== Stored records ==
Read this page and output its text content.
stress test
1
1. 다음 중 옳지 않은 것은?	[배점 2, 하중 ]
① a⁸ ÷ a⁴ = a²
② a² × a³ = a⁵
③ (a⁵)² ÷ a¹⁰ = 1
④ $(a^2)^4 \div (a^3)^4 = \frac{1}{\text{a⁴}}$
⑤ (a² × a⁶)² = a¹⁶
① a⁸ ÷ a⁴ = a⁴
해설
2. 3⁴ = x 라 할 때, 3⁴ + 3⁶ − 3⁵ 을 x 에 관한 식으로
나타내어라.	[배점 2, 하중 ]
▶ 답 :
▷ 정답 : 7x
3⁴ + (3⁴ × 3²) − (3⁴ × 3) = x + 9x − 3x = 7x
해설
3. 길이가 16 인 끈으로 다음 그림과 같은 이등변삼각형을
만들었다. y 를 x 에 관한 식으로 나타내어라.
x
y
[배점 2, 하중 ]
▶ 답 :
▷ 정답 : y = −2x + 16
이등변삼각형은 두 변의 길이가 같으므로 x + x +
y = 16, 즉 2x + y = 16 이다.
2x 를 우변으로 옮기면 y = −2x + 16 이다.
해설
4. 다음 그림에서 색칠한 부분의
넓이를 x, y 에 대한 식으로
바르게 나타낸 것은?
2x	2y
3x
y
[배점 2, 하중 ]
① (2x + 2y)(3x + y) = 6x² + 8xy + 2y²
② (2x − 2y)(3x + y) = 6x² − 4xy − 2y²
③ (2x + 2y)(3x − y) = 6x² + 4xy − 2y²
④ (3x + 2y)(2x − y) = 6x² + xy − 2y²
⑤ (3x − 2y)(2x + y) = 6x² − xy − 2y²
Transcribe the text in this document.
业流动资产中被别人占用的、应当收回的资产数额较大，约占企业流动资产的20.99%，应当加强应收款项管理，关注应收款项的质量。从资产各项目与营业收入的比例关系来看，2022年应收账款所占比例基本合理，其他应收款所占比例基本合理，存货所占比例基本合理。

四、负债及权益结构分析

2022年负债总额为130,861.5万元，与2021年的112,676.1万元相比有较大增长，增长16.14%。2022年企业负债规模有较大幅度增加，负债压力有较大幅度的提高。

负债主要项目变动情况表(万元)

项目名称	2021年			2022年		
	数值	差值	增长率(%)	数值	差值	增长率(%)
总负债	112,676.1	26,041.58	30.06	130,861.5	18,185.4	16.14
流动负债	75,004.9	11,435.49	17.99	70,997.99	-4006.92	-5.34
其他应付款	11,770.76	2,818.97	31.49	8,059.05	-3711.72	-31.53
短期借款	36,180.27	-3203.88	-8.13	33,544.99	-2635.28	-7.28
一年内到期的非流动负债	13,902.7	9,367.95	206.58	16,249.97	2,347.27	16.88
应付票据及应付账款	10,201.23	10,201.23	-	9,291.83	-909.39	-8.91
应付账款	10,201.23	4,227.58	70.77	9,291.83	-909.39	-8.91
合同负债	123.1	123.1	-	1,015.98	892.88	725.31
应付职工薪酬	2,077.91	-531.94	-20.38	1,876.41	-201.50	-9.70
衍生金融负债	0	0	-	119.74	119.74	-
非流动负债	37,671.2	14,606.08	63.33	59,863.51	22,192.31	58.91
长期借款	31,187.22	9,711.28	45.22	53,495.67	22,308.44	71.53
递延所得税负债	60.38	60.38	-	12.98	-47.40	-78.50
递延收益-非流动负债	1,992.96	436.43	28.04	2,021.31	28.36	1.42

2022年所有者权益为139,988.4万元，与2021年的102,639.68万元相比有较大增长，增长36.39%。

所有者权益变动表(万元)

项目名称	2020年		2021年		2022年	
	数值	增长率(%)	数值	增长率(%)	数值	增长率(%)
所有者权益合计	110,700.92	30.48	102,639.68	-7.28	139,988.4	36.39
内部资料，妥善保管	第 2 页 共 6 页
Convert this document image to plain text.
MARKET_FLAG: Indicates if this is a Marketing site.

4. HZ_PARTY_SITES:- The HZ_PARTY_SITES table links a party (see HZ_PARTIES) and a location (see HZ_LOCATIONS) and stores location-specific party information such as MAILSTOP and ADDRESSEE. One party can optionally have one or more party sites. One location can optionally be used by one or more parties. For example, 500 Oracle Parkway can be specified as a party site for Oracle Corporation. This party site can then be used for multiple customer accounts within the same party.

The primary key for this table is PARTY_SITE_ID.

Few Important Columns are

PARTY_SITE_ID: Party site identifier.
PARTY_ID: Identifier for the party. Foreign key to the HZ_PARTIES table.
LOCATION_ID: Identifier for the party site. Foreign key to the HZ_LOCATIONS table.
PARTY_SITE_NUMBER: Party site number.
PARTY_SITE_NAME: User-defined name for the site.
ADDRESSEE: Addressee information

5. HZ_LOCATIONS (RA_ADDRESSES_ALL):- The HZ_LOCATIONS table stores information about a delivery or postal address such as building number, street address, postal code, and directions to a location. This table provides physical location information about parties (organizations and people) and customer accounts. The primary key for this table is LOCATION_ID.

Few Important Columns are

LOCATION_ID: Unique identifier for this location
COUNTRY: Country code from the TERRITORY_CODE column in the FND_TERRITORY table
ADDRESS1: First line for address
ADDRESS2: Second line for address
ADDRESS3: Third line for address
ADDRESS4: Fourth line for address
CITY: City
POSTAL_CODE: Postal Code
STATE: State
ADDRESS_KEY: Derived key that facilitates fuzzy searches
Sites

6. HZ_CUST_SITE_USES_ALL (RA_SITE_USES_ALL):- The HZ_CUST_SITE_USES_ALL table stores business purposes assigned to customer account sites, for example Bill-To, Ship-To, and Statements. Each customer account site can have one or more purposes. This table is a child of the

== To be done ==
All lines holding the word "primary" should be picked out and copied.

== Full response ==
The primary key for this table is PARTY_SITE_ID.
5. HZ_LOCATIONS (RA_ADDRESSES_ALL):- The HZ_LOCATIONS table stores information about a delivery or postal address such as building number, street address, postal code, and directions to a location. This table provides physical location information about parties (organizations and people) and customer accounts. The primary key for this table is LOCATION_ID.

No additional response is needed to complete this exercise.